:: DATA ENTRIES ::

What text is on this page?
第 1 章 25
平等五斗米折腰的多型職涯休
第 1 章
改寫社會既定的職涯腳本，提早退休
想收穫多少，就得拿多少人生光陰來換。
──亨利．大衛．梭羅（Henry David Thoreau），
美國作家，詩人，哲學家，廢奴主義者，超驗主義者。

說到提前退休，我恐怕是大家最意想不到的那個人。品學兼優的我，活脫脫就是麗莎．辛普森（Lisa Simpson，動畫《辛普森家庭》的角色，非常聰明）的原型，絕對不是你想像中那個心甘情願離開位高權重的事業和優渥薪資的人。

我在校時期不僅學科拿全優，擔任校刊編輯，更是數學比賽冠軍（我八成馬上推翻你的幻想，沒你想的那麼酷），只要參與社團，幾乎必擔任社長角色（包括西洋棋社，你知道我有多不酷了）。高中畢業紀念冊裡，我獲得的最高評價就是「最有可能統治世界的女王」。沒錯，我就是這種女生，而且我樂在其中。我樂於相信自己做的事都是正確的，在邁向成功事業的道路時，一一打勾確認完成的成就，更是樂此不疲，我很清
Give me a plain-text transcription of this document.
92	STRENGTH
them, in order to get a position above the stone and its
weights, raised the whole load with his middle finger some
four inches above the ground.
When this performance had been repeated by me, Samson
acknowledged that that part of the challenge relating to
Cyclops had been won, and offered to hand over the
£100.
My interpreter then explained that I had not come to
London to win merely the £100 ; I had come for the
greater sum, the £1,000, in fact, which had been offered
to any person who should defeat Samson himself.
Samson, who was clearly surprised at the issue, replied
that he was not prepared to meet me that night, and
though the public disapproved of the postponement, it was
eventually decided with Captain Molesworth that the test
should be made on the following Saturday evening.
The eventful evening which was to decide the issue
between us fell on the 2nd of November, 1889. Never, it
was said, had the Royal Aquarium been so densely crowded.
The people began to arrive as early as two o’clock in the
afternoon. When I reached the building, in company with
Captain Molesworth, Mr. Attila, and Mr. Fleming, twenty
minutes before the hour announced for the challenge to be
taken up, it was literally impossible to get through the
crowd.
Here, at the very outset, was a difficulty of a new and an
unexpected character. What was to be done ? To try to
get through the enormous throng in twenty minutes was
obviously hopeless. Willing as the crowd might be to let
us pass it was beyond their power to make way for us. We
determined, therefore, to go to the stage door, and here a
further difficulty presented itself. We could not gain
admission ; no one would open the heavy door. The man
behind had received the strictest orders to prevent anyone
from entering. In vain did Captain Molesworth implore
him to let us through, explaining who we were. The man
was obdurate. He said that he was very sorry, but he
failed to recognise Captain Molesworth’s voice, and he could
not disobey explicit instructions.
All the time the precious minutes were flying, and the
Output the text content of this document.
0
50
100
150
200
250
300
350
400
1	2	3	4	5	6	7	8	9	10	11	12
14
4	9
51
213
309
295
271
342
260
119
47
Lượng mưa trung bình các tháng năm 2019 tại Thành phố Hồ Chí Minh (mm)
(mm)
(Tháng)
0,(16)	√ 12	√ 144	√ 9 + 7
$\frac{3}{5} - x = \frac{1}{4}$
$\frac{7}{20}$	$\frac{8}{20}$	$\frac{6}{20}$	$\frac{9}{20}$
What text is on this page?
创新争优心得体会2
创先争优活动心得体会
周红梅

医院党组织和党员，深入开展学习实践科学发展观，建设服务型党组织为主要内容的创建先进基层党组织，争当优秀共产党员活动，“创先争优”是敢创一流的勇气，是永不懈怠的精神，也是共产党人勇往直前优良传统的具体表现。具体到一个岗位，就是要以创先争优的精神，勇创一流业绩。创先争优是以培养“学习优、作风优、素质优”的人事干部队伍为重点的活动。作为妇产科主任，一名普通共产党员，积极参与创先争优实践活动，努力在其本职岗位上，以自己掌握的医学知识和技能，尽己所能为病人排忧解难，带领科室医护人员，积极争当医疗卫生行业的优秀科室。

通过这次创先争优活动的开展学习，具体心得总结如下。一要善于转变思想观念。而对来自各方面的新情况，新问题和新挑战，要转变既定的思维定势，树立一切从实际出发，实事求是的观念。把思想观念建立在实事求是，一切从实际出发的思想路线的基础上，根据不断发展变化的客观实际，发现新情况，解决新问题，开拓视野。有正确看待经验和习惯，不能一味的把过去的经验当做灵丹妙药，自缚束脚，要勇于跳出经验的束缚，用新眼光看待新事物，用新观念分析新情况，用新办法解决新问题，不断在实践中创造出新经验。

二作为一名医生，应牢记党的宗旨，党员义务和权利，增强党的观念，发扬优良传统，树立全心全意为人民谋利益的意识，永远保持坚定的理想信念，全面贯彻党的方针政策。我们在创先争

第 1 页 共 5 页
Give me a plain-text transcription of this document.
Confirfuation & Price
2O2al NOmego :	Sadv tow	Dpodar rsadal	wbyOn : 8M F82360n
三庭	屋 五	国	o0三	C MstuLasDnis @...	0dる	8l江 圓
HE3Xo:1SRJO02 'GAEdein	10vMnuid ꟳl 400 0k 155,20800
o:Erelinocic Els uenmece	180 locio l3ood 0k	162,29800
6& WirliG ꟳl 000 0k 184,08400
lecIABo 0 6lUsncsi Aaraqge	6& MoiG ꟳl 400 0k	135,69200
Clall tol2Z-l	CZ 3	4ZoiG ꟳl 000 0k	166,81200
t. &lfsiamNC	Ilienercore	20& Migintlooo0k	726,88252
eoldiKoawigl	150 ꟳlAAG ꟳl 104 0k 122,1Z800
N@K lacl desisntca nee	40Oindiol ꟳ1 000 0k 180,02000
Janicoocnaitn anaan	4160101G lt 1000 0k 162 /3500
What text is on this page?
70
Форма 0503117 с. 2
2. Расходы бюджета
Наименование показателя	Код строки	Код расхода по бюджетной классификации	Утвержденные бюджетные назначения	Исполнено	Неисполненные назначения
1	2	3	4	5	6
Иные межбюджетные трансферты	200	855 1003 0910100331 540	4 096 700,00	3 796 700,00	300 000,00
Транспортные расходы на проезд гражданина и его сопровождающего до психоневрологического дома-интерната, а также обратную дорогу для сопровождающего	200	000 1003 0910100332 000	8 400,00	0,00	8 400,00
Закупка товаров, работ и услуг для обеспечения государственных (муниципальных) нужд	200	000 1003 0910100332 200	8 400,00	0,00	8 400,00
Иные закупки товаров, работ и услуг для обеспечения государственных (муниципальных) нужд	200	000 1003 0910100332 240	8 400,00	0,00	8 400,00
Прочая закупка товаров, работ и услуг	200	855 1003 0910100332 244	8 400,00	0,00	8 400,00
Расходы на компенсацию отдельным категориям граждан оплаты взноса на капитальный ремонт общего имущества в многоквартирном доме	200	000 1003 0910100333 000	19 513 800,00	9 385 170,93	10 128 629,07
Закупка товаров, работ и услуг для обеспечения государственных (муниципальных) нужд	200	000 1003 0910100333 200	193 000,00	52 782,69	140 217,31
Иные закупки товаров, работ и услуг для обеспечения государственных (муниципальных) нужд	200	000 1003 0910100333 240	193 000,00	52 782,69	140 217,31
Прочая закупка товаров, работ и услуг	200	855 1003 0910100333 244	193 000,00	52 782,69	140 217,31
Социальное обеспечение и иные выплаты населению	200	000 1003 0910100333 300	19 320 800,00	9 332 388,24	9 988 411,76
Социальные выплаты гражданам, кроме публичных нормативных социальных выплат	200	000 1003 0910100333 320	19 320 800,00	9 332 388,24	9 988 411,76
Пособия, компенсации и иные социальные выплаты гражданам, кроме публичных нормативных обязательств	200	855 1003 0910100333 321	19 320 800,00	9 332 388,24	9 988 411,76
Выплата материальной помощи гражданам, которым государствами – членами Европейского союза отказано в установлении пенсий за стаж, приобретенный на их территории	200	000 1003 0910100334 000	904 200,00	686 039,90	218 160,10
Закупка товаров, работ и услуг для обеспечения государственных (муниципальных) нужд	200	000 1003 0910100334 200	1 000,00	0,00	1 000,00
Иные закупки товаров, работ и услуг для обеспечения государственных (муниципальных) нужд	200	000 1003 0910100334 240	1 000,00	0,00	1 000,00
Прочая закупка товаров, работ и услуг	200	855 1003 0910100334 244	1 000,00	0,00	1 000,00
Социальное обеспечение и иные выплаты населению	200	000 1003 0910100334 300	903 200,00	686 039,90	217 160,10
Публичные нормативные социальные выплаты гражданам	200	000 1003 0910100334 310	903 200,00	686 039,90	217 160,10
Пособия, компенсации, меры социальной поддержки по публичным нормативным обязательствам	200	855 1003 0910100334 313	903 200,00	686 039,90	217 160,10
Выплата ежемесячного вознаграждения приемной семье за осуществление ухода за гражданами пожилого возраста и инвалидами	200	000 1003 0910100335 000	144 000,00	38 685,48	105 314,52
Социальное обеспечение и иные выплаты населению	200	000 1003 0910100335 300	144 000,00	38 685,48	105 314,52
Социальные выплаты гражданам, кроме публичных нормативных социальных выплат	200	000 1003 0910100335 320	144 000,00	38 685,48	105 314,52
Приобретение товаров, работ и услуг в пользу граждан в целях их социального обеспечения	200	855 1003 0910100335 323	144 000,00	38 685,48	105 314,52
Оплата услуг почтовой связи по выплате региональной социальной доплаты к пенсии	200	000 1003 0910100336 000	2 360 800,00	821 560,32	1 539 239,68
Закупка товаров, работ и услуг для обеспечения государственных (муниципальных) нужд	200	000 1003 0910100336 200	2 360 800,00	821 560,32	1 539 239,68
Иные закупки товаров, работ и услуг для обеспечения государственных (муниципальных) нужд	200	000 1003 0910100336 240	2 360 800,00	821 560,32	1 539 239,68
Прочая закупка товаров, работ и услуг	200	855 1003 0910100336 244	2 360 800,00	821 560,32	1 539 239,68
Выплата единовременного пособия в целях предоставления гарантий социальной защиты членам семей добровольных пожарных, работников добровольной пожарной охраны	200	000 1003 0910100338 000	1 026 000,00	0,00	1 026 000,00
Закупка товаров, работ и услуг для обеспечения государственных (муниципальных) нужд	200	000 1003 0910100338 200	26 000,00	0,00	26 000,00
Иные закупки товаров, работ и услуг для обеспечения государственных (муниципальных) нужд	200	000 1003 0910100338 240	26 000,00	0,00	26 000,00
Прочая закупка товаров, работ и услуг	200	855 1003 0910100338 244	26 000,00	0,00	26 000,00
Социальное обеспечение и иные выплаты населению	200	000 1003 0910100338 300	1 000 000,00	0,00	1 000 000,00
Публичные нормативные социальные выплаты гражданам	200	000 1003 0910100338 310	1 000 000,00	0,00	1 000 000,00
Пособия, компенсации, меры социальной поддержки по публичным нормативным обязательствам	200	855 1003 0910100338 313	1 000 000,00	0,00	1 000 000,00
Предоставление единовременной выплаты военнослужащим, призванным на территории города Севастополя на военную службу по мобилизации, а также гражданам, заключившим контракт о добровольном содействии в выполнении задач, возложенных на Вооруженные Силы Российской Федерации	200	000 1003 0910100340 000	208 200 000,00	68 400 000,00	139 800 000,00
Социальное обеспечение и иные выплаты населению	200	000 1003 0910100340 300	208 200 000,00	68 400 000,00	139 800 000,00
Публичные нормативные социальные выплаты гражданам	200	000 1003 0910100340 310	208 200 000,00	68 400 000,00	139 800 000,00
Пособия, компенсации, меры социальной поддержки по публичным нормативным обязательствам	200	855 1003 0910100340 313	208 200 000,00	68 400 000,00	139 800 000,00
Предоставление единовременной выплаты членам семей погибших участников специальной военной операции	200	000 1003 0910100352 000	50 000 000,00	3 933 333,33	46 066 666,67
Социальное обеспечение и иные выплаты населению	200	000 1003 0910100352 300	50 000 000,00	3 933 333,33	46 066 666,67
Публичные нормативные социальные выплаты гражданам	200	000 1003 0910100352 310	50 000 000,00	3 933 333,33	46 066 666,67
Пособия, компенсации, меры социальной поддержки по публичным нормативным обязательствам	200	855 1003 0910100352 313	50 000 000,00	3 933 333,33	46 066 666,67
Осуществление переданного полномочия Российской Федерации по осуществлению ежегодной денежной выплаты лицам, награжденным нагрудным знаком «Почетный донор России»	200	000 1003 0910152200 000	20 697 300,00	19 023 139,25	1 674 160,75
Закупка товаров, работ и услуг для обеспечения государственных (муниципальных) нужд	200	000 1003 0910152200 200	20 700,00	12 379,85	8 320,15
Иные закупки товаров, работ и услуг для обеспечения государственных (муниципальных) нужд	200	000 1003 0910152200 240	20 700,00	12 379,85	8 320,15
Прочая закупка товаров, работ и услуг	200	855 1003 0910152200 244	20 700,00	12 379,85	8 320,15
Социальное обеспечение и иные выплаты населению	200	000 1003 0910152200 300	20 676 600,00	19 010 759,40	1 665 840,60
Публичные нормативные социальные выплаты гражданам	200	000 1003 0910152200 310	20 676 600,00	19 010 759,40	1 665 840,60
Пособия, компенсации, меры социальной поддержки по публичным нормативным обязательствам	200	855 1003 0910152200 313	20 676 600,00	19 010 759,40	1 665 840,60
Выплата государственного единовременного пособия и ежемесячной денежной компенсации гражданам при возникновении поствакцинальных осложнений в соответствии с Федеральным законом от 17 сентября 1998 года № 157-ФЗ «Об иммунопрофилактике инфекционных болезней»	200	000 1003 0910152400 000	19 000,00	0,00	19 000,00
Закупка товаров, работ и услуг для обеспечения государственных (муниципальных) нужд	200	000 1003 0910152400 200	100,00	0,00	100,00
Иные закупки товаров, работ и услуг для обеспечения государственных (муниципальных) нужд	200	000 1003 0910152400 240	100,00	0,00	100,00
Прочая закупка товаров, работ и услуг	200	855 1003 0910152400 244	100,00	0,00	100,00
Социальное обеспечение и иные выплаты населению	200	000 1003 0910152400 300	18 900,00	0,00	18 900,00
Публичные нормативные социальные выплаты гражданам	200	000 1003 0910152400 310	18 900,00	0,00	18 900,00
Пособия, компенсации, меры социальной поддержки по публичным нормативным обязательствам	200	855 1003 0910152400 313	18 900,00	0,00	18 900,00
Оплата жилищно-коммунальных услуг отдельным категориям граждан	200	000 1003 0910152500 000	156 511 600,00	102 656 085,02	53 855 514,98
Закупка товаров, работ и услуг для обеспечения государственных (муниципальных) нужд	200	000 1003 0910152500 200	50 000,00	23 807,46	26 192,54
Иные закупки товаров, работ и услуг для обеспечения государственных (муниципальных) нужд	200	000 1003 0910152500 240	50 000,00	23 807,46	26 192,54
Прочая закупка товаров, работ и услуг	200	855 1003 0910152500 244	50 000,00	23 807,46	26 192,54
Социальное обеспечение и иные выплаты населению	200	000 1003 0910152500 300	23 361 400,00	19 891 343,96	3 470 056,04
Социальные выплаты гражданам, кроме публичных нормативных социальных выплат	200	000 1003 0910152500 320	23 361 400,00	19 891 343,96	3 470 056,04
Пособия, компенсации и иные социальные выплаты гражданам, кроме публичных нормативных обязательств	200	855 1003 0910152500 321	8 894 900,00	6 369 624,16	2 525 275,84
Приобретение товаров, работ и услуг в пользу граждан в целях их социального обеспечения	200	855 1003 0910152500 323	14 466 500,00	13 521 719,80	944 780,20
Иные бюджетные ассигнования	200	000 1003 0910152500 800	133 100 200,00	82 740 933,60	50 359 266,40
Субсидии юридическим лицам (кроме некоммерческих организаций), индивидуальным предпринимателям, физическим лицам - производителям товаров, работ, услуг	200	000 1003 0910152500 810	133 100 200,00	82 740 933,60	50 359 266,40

:::

### GIVEN REQUEST
Copy each line from the records above that includes the string "said".

### THE SOLUTION
was said, had the Royal Aquarium been so densely crowded.
was obdurate. He said that he was very sorry, but he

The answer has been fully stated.